Stored records >>

────────

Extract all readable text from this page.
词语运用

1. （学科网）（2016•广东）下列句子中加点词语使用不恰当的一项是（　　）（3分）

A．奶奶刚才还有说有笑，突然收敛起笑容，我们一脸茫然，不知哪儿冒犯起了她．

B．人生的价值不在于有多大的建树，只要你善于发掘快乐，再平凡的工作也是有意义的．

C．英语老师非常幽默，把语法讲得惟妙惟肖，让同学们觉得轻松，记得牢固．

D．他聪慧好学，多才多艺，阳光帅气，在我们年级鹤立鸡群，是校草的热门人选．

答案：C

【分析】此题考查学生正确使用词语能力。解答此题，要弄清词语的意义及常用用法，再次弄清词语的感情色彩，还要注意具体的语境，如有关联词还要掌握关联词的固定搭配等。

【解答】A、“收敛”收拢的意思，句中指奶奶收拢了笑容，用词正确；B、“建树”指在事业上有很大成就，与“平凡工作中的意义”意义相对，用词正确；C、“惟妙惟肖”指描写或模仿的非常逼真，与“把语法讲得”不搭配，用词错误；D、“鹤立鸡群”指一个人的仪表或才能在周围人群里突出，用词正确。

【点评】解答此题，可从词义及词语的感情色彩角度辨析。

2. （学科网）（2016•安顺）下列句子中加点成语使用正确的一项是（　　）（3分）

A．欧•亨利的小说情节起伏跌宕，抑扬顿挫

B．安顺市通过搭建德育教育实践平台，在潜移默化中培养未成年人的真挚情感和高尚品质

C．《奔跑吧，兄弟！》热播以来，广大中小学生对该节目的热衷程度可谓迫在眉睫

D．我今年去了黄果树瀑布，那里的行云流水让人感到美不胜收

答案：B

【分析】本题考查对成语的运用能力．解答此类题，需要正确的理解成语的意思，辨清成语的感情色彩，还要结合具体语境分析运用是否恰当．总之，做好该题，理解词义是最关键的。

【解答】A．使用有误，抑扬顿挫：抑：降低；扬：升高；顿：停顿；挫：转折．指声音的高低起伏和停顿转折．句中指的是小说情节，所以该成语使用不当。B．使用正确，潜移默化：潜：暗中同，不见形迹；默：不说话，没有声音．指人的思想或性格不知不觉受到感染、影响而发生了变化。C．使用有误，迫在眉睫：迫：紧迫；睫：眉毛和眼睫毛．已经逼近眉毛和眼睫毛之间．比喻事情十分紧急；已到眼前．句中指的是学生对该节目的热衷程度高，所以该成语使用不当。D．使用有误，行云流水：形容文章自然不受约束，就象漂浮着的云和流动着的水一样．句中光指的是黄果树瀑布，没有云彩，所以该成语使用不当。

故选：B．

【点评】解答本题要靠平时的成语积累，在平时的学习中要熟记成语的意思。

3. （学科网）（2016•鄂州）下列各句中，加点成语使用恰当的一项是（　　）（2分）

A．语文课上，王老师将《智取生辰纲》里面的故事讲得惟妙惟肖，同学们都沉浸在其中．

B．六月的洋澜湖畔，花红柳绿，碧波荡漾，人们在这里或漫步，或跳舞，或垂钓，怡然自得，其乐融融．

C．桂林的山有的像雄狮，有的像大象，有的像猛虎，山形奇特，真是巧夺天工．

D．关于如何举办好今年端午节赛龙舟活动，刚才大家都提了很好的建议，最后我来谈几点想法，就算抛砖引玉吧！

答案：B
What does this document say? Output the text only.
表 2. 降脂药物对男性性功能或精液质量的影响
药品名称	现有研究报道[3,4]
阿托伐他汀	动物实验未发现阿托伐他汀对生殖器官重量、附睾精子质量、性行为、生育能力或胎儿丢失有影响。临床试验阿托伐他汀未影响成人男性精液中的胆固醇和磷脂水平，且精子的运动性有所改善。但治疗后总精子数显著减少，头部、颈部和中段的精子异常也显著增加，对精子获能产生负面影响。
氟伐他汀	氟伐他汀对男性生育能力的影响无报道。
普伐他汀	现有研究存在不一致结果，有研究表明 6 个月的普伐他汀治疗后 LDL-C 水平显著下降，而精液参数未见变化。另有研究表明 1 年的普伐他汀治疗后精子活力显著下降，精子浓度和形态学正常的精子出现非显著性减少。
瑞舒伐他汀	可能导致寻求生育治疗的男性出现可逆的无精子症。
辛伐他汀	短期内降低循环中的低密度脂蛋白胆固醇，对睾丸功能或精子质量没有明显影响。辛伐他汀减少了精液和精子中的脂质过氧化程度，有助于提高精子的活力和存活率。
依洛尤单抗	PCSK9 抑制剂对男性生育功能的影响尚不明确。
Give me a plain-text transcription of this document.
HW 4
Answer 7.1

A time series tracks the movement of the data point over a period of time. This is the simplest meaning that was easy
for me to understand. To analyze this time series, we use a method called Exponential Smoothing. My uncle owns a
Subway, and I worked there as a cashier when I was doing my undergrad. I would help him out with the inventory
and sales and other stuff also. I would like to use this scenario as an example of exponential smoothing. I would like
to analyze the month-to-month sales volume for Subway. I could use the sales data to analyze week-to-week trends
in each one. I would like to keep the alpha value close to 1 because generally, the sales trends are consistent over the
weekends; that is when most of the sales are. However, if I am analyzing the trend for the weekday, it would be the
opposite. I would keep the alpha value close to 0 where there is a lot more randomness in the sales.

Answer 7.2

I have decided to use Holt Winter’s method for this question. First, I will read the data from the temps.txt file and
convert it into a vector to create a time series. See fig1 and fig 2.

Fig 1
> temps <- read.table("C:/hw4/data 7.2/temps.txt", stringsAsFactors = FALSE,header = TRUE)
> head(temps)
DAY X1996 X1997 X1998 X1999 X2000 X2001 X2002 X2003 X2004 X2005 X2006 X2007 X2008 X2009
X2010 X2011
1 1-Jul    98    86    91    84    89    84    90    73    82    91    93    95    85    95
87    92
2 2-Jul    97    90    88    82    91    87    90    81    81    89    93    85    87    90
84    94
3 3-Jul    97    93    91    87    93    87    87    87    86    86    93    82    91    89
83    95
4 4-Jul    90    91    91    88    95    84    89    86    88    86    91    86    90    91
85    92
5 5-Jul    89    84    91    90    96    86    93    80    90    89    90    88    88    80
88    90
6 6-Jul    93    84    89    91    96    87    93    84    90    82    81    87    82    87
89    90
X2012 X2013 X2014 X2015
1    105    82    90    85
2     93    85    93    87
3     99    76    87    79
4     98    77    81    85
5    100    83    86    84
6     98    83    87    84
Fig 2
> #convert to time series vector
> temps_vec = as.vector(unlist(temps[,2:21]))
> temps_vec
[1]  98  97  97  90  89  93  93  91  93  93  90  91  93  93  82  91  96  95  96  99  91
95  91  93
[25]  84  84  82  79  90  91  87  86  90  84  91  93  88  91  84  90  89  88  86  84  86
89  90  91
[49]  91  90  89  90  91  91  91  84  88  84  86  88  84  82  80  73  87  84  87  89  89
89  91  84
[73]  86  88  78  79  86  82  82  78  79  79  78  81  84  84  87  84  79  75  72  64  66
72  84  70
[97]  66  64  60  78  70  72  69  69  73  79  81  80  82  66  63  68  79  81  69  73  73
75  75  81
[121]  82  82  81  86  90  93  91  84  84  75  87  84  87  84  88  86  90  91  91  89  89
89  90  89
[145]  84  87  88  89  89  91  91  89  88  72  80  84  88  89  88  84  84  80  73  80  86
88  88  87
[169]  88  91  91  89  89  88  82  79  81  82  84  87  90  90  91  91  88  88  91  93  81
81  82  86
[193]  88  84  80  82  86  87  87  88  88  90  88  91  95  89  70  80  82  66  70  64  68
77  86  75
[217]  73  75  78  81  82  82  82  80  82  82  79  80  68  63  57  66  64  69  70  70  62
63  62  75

────────

Written instruction >> Set down all of the records shown above once more, exactly.

The completed task >>
Extract all readable text from this page.
词语运用

1. （学科网）（2016•广东）下列句子中加点词语使用不恰当的一项是（　　）（3分）

A．奶奶刚才还有说有笑，突然收敛起笑容，我们一脸茫然，不知哪儿冒犯起了她．

B．人生的价值不在于有多大的建树，只要你善于发掘快乐，再平凡的工作也是有意义的．

C．英语老师非常幽默，把语法讲得惟妙惟肖，让同学们觉得轻松，记得牢固．

D．他聪慧好学，多才多艺，阳光帅气，在我们年级鹤立鸡群，是校草的热门人选．

答案：C

【分析】此题考查学生正确使用词语能力。解答此题，要弄清词语的意义及常用用法，再次弄清词语的感情色彩，还要注意具体的语境，如有关联词还要掌握关联词的固定搭配等。

【解答】A、“收敛”收拢的意思，句中指奶奶收拢了笑容，用词正确；B、“建树”指在事业上有很大成就，与“平凡工作中的意义”意义相对，用词正确；C、“惟妙惟肖”指描写或模仿的非常逼真，与“把语法讲得”不搭配，用词错误；D、“鹤立鸡群”指一个人的仪表或才能在周围人群里突出，用词正确。

【点评】解答此题，可从词义及词语的感情色彩角度辨析。

2. （学科网）（2016•安顺）下列句子中加点成语使用正确的一项是（　　）（3分）

A．欧•亨利的小说情节起伏跌宕，抑扬顿挫

B．安顺市通过搭建德育教育实践平台，在潜移默化中培养未成年人的真挚情感和高尚品质

C．《奔跑吧，兄弟！》热播以来，广大中小学生对该节目的热衷程度可谓迫在眉睫

D．我今年去了黄果树瀑布，那里的行云流水让人感到美不胜收

答案：B

【分析】本题考查对成语的运用能力．解答此类题，需要正确的理解成语的意思，辨清成语的感情色彩，还要结合具体语境分析运用是否恰当．总之，做好该题，理解词义是最关键的。

【解答】A．使用有误，抑扬顿挫：抑：降低；扬：升高；顿：停顿；挫：转折．指声音的高低起伏和停顿转折．句中指的是小说情节，所以该成语使用不当。B．使用正确，潜移默化：潜：暗中同，不见形迹；默：不说话，没有声音．指人的思想或性格不知不觉受到感染、影响而发生了变化。C．使用有误，迫在眉睫：迫：紧迫；睫：眉毛和眼睫毛．已经逼近眉毛和眼睫毛之间．比喻事情十分紧急；已到眼前．句中指的是学生对该节目的热衷程度高，所以该成语使用不当。D．使用有误，行云流水：形容文章自然不受约束，就象漂浮着的云和流动着的水一样．句中光指的是黄果树瀑布，没有云彩，所以该成语使用不当。

故选：B．

【点评】解答本题要靠平时的成语积累，在平时的学习中要熟记成语的意思。

3. （学科网）（2016•鄂州）下列各句中，加点成语使用恰当的一项是（　　）（2分）

A．语文课上，王老师将《智取生辰纲》里面的故事讲得惟妙惟肖，同学们都沉浸在其中．

B．六月的洋澜湖畔，花红柳绿，碧波荡漾，人们在这里或漫步，或跳舞，或垂钓，怡然自得，其乐融融．

C．桂林的山有的像雄狮，有的像大象，有的像猛虎，山形奇特，真是巧夺天工．

D．关于如何举办好今年端午节赛龙舟活动，刚才大家都提了很好的建议，最后我来谈几点想法，就算抛砖引玉吧！

答案：B
What does this document say? Output the text only.
表 2. 降脂药物对男性性功能或精液质量的影响
药品名称	现有研究报道[3,4]
阿托伐他汀	动物实验未发现阿托伐他汀对生殖器官重量、附睾精子质量、性行为、生育能力或胎儿丢失有影响。临床试验阿托伐他汀未影响成人男性精液中的胆固醇和磷脂水平，且精子的运动性有所改善。但治疗后总精子数显著减少，头部、颈部和中段的精子异常也显著增加，对精子获能产生负面影响。
氟伐他汀	氟伐他汀对男性生育能力的影响无报道。
普伐他汀	现有研究存在不一致结果，有研究表明 6 个月的普伐他汀治疗后 LDL-C 水平显著下降，而精液参数未见变化。另有研究表明 1 年的普伐他汀治疗后精子活力显著下降，精子浓度和形态学正常的精子出现非显著性减少。
瑞舒伐他汀	可能导致寻求生育治疗的男性出现可逆的无精子症。
辛伐他汀	短期内降低循环中的低密度脂蛋白胆固醇，对睾丸功能或精子质量没有明显影响。辛伐他汀减少了精液和精子中的脂质过氧化程度，有助于提高精子的活力和存活率。
依洛尤单抗	PCSK9 抑制剂对男性生育功能的影响尚不明确。
Give me a plain-text transcription of this document.
HW 4
Answer 7.1

A time series tracks the movement of the data point over a period of time. This is the simplest meaning that was easy
for me to understand. To analyze this time series, we use a method called Exponential Smoothing. My uncle owns a
Subway, and I worked there as a cashier when I was doing my undergrad. I would help him out with the inventory
and sales and other stuff also. I would like to use this scenario as an example of exponential smoothing. I would like
to analyze the month-to-month sales volume for Subway. I could use the sales data to analyze week-to-week trends
in each one. I would like to keep the alpha value close to 1 because generally, the sales trends are consistent over the
weekends; that is when most of the sales are. However, if I am analyzing the trend for the weekday, it would be the
opposite. I would keep the alpha value close to 0 where there is a lot more randomness in the sales.

Answer 7.2

I have decided to use Holt Winter’s method for this question. First, I will read the data from the temps.txt file and
convert it into a vector to create a time series. See fig1 and fig 2.

Fig 1
> temps <- read.table("C:/hw4/data 7.2/temps.txt", stringsAsFactors = FALSE,header = TRUE)
> head(temps)
DAY X1996 X1997 X1998 X1999 X2000 X2001 X2002 X2003 X2004 X2005 X2006 X2007 X2008 X2009
X2010 X2011
1 1-Jul    98    86    91    84    89    84    90    73    82    91    93    95    85    95
87    92
2 2-Jul    97    90    88    82    91    87    90    81    81    89    93    85    87    90
84    94
3 3-Jul    97    93    91    87    93    87    87    87    86    86    93    82    91    89
83    95
4 4-Jul    90    91    91    88    95    84    89    86    88    86    91    86    90    91
85    92
5 5-Jul    89    84    91    90    96    86    93    80    90    89    90    88    88    80
88    90
6 6-Jul    93    84    89    91    96    87    93    84    90    82    81    87    82    87
89    90
X2012 X2013 X2014 X2015
1    105    82    90    85
2     93    85    93    87
3     99    76    87    79
4     98    77    81    85
5    100    83    86    84
6     98    83    87    84
Fig 2
> #convert to time series vector
> temps_vec = as.vector(unlist(temps[,2:21]))
> temps_vec
[1]  98  97  97  90  89  93  93  91  93  93  90  91  93  93  82  91  96  95  96  99  91
95  91  93
[25]  84  84  82  79  90  91  87  86  90  84  91  93  88  91  84  90  89  88  86  84  86
89  90  91
[49]  91  90  89  90  91  91  91  84  88  84  86  88  84  82  80  73  87  84  87  89  89
89  91  84
[73]  86  88  78  79  86  82  82  78  79  79  78  81  84  84  87  84  79  75  72  64  66
72  84  70
[97]  66  64  60  78  70  72  69  69  73  79  81  80  82  66  63  68  79  81  69  73  73
75  75  81
[121]  82  82  81  86  90  93  91  84  84  75  87  84  87  84  88  86  90  91  91  89  89
89  90  89
[145]  84  87  88  89  89  91  91  89  88  72  80  84  88  89  88  84  84  80  73  80  86
88  88  87
[169]  88  91  91  89  89  88  82  79  81  82  84  87  90  90  91  91  88  88  91  93  81
81  82  86
[193]  88  84  80  82  86  87  87  88  88  90  88  91  95  89  70  80  82  66  70  64  68
77  86  75
[217]  73  75  78  81  82  82  82  80  82  82  79  80  68  63  57  66  64  69  70  70  62
63  62  75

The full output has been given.